_Task material_
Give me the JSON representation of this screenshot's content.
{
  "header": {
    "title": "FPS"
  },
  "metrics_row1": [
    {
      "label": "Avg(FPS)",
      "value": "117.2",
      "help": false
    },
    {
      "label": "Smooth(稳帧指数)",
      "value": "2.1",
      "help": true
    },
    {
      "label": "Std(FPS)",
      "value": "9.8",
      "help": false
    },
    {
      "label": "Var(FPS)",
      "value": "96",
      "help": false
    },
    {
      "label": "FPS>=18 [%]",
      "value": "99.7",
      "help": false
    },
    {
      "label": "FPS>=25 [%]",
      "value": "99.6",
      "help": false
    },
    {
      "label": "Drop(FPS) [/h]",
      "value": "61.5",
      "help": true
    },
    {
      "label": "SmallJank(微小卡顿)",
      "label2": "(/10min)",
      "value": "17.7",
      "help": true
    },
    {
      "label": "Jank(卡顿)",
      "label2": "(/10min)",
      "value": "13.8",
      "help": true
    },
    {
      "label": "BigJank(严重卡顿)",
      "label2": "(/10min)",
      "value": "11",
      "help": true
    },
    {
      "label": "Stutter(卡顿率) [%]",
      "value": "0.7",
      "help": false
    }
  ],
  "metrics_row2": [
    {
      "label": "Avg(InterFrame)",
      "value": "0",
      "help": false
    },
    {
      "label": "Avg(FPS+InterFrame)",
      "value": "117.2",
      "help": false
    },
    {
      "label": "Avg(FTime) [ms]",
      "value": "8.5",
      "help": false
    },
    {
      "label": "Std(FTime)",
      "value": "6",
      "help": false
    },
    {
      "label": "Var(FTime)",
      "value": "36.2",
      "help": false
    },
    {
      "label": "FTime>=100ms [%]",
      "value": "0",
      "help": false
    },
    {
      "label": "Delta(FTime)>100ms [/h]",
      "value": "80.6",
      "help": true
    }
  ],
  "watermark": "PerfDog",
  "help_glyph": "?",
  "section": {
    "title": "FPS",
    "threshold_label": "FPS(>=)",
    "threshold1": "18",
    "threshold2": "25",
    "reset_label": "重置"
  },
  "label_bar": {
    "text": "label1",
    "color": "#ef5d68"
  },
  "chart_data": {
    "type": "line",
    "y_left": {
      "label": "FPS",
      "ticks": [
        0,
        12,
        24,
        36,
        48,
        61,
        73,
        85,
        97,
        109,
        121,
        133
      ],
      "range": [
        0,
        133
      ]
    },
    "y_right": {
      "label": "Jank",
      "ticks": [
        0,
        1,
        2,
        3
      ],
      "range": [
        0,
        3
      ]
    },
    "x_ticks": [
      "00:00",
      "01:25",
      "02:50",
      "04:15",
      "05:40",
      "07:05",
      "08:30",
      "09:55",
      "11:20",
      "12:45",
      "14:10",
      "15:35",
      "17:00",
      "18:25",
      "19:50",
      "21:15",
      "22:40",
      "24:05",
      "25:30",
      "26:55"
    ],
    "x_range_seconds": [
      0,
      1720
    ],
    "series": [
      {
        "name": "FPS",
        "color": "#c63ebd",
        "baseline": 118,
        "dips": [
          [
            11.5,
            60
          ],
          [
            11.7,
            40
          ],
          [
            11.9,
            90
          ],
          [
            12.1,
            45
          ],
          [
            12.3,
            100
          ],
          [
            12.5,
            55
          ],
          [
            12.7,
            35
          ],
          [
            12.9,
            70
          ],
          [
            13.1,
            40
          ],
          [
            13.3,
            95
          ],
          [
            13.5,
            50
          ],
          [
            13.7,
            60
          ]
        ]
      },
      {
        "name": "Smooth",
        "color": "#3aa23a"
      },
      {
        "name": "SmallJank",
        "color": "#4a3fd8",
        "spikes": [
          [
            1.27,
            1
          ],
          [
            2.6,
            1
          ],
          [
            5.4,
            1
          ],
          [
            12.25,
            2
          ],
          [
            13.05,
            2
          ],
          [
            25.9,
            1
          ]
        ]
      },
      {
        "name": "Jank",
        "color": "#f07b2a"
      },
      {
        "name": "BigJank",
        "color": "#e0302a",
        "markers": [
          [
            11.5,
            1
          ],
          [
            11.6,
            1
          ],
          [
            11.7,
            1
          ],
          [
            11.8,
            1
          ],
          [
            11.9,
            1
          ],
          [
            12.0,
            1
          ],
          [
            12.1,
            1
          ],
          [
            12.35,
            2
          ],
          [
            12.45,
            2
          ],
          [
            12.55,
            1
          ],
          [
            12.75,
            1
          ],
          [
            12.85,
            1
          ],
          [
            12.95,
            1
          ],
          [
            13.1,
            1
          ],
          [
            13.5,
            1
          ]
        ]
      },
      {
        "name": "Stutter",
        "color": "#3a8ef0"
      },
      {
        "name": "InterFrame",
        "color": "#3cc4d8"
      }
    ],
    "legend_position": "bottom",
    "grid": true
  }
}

_Given problem_
All of the entries above should be written out again exactly.

_Answer for the task_
Give me the JSON representation of this screenshot's content.
{
  "header": {
    "title": "FPS"
  },
  "metrics_row1": [
    {
      "label": "Avg(FPS)",
      "value": "117.2",
      "help": false
    },
    {
      "label": "Smooth(稳帧指数)",
      "value": "2.1",
      "help": true
    },
    {
      "label": "Std(FPS)",
      "value": "9.8",
      "help": false
    },
    {
      "label": "Var(FPS)",
      "value": "96",
      "help": false
    },
    {
      "label": "FPS>=18 [%]",
      "value": "99.7",
      "help": false
    },
    {
      "label": "FPS>=25 [%]",
      "value": "99.6",
      "help": false
    },
    {
      "label": "Drop(FPS) [/h]",
      "value": "61.5",
      "help": true
    },
    {
      "label": "SmallJank(微小卡顿)",
      "label2": "(/10min)",
      "value": "17.7",
      "help": true
    },
    {
      "label": "Jank(卡顿)",
      "label2": "(/10min)",
      "value": "13.8",
      "help": true
    },
    {
      "label": "BigJank(严重卡顿)",
      "label2": "(/10min)",
      "value": "11",
      "help": true
    },
    {
      "label": "Stutter(卡顿率) [%]",
      "value": "0.7",
      "help": false
    }
  ],
  "metrics_row2": [
    {
      "label": "Avg(InterFrame)",
      "value": "0",
      "help": false
    },
    {
      "label": "Avg(FPS+InterFrame)",
      "value": "117.2",
      "help": false
    },
    {
      "label": "Avg(FTime) [ms]",
      "value": "8.5",
      "help": false
    },
    {
      "label": "Std(FTime)",
      "value": "6",
      "help": false
    },
    {
      "label": "Var(FTime)",
      "value": "36.2",
      "help": false
    },
    {
      "label": "FTime>=100ms [%]",
      "value": "0",
      "help": false
    },
    {
      "label": "Delta(FTime)>100ms [/h]",
      "value": "80.6",
      "help": true
    }
  ],
  "watermark": "PerfDog",
  "help_glyph": "?",
  "section": {
    "title": "FPS",
    "threshold_label": "FPS(>=)",
    "threshold1": "18",
    "threshold2": "25",
    "reset_label": "重置"
  },
  "label_bar": {
    "text": "label1",
    "color": "#ef5d68"
  },
  "chart_data": {
    "type": "line",
    "y_left": {
      "label": "FPS",
      "ticks": [
        0,
        12,
        24,
        36,
        48,
        61,
        73,
        85,
        97,
        109,
        121,
        133
      ],
      "range": [
        0,
        133
      ]
    },
    "y_right": {
      "label": "Jank",
      "ticks": [
        0,
        1,
        2,
        3
      ],
      "range": [
        0,
        3
      ]
    },
    "x_ticks": [
      "00:00",
      "01:25",
      "02:50",
      "04:15",
      "05:40",
      "07:05",
      "08:30",
      "09:55",
      "11:20",
      "12:45",
      "14:10",
      "15:35",
      "17:00",
      "18:25",
      "19:50",
      "21:15",
      "22:40",
      "24:05",
      "25:30",
      "26:55"
    ],
    "x_range_seconds": [
      0,
      1720
    ],
    "series": [
      {
        "name": "FPS",
        "color": "#c63ebd",
        "baseline": 118,
        "dips": [
          [
            11.5,
            60
          ],
          [
            11.7,
            40
          ],
          [
            11.9,
            90
          ],
          [
            12.1,
            45
          ],
          [
            12.3,
            100
          ],
          [
            12.5,
            55
          ],
          [
            12.7,
            35
          ],
          [
            12.9,
            70
          ],
          [
            13.1,
            40
          ],
          [
            13.3,
            95
          ],
          [
            13.5,
            50
          ],
          [
            13.7,
            60
          ]
        ]
      },
      {
        "name": "Smooth",
        "color": "#3aa23a"
      },
      {
        "name": "SmallJank",
        "color": "#4a3fd8",
        "spikes": [
          [
            1.27,
            1
          ],
          [
            2.6,
            1
          ],
          [
            5.4,
            1
          ],
          [
            12.25,
            2
          ],
          [
            13.05,
            2
          ],
          [
            25.9,
            1
          ]
        ]
      },
      {
        "name": "Jank",
        "color": "#f07b2a"
      },
      {
        "name": "BigJank",
        "color": "#e0302a",
        "markers": [
          [
            11.5,
            1
          ],
          [
            11.6,
            1
          ],
          [
            11.7,
            1
          ],
          [
            11.8,
            1
          ],
          [
            11.9,
            1
          ],
          [
            12.0,
            1
          ],
          [
            12.1,
            1
          ],
          [
            12.35,
            2
          ],
          [
            12.45,
            2
          ],
          [
            12.55,
            1
          ],
          [
            12.75,
            1
          ],
          [
            12.85,
            1
          ],
          [
            12.95,
            1
          ],
          [
            13.1,
            1
          ],
          [
            13.5,
            1
          ]
        ]
      },
      {
        "name": "Stutter",
        "color": "#3a8ef0"
      },
      {
        "name": "InterFrame",
        "color": "#3cc4d8"
      }
    ],
    "legend_position": "bottom",
    "grid": true
  }
}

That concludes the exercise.